* **抜粋本文**:
• • • • • • •
従来、有機EL素子の製造において、有機EL素子の有機層或いはカソード電極の形成には、例えば、蒸着すべき領域に多数の微細なスリットを微小間隔で平行に配列してなる金属マスク(蒸着マスク)が使用されていた。この金属マスクを用いる場合、蒸着すべき基板表面に単に金属マスクを載置し、裏面から磁石を用いて保持させているが、スリットの剛性は極めて小さいことから、金属マスクを基板表面に保持する際にスリットにゆがみが生じやすく、高精細化或いはスリット長さが大となる製品の大型化の障害となっていた。
スリットのゆがみを防止するための蒸着マスクについては、種々の検討がなされており、例えば、特許文献1には、複数の開口部を備えた第一金属マスクを兼ねるベースプレートと、前記開口部を覆う領域に多数の微細なスリットを備えた第二金属マスクと、第二金属マスクをスリットの長手方向に引っ張った状態でベースプレート上に位置させるマスク引張保持手段を備えた蒸着マスクが提案されている。この蒸着マスクによれば、スリットにゆがみを生じさせることなくスリット精度を確保できるとされている。
• • • • • • •
* **データ行**:

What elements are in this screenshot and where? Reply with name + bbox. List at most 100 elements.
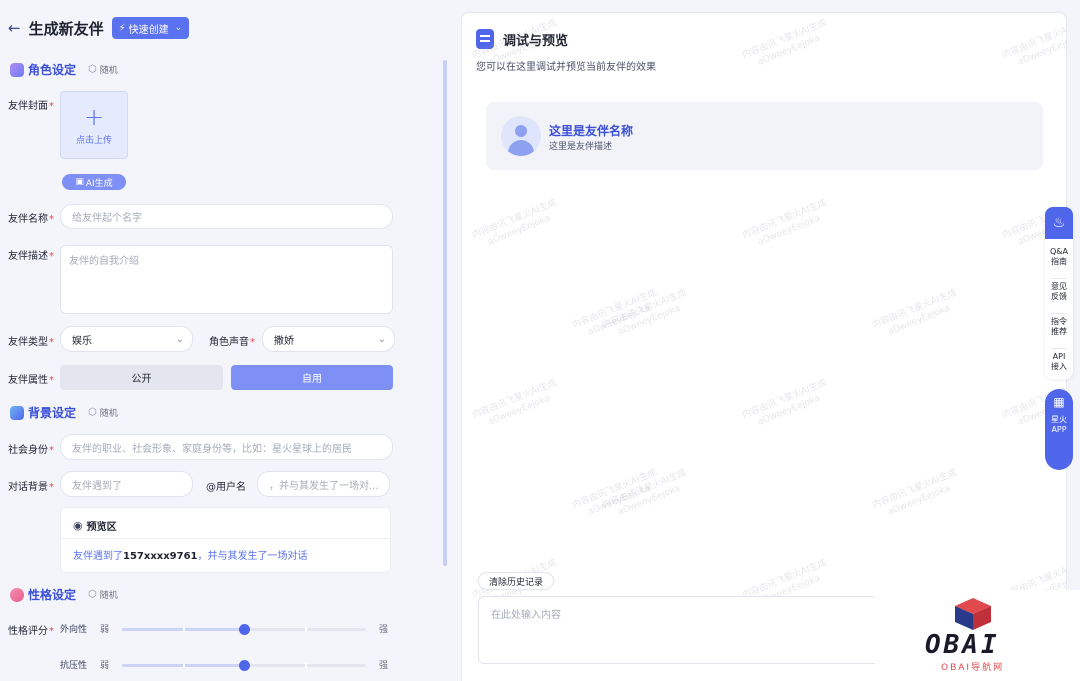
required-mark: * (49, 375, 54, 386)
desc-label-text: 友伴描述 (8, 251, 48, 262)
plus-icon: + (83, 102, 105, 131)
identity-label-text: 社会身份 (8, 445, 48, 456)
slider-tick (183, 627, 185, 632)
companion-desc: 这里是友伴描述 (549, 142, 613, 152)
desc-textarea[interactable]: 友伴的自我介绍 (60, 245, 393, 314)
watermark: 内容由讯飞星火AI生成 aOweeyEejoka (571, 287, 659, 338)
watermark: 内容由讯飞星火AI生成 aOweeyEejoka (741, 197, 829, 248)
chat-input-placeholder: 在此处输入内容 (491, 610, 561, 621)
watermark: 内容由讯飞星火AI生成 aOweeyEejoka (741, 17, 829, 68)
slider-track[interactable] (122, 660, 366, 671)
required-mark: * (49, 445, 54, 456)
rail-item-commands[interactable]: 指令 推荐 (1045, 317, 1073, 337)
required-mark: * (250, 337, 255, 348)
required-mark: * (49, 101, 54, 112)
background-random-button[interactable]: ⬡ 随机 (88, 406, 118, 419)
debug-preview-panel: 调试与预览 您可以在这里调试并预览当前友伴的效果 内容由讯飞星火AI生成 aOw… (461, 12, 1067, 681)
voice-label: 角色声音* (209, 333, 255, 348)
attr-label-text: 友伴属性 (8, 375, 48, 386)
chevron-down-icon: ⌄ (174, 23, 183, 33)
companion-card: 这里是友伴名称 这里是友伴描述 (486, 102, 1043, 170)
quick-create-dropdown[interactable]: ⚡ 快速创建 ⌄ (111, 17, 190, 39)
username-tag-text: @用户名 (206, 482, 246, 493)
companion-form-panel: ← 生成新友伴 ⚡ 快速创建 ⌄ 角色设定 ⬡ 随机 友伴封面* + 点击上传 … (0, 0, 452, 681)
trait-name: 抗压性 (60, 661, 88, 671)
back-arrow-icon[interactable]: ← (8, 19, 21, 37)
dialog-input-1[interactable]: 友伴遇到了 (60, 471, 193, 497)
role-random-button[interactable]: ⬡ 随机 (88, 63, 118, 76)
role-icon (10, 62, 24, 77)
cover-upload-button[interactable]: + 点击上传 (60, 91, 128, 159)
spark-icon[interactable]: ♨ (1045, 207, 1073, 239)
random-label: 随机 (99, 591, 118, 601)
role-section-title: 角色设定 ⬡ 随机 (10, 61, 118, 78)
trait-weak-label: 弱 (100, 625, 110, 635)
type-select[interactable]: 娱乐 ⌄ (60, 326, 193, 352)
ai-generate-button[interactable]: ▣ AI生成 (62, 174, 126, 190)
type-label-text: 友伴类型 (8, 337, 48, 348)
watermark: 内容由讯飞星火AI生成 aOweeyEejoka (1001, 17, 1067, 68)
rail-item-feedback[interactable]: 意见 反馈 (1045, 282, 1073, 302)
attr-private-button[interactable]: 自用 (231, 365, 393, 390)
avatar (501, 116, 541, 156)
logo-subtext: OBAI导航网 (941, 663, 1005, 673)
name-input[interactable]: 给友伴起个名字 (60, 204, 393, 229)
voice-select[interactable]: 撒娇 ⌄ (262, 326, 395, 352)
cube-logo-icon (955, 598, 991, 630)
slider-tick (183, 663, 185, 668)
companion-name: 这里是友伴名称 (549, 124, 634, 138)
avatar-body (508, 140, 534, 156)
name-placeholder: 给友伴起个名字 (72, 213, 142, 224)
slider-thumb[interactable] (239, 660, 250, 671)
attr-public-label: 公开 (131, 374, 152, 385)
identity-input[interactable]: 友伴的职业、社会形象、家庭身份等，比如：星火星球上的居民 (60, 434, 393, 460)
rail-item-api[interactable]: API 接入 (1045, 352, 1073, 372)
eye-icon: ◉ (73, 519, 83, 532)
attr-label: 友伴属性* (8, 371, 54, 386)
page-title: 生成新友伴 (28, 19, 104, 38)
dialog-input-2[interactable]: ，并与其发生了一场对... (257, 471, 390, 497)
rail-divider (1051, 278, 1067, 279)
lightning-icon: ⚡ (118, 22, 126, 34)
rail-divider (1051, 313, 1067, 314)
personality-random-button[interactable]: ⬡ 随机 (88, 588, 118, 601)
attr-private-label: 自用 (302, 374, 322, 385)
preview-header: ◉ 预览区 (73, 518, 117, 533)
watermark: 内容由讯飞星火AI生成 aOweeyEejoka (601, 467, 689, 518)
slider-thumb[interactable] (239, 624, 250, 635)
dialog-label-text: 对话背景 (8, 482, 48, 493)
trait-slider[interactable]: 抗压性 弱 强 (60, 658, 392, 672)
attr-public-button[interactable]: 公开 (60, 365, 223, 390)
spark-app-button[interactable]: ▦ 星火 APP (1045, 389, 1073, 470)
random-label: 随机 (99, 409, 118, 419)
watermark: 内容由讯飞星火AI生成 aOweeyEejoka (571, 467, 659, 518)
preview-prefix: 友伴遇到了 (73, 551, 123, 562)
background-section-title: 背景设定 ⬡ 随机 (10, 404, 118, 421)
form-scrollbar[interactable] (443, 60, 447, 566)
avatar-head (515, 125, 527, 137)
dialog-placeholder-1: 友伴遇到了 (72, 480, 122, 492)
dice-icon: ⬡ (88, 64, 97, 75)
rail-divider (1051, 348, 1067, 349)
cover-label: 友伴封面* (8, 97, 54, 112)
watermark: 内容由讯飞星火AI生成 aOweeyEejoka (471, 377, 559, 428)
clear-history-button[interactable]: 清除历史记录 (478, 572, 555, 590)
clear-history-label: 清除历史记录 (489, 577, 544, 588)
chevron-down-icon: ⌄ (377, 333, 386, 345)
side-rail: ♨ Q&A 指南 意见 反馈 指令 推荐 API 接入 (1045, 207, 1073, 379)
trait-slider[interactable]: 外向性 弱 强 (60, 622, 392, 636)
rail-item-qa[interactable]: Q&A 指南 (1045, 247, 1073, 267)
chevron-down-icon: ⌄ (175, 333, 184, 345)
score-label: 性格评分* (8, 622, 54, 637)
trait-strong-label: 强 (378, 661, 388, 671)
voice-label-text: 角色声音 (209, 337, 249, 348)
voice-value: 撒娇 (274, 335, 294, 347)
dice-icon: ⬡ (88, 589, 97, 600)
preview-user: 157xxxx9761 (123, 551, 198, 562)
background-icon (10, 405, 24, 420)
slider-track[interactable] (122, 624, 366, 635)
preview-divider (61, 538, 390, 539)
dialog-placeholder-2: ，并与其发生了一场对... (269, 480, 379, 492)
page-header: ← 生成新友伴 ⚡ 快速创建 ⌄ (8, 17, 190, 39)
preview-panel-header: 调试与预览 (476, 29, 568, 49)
• • • • • • •
* **課題の内容**:
抜粋本文で、特許文献1に提案された蒸着マスクが備えるとされる構成をすべて挙げてください。

* **課題の結果**:
- 複数の開口部を備えた第一金属マスクを兼ねるベースプレート
- 前記開口部を覆う領域に多数の微細なスリットを備えた第二金属マスク
- 第二金属マスクをスリットの長手方向に引っ張った状態でベースプレート上に位置させるマスク引張保持手段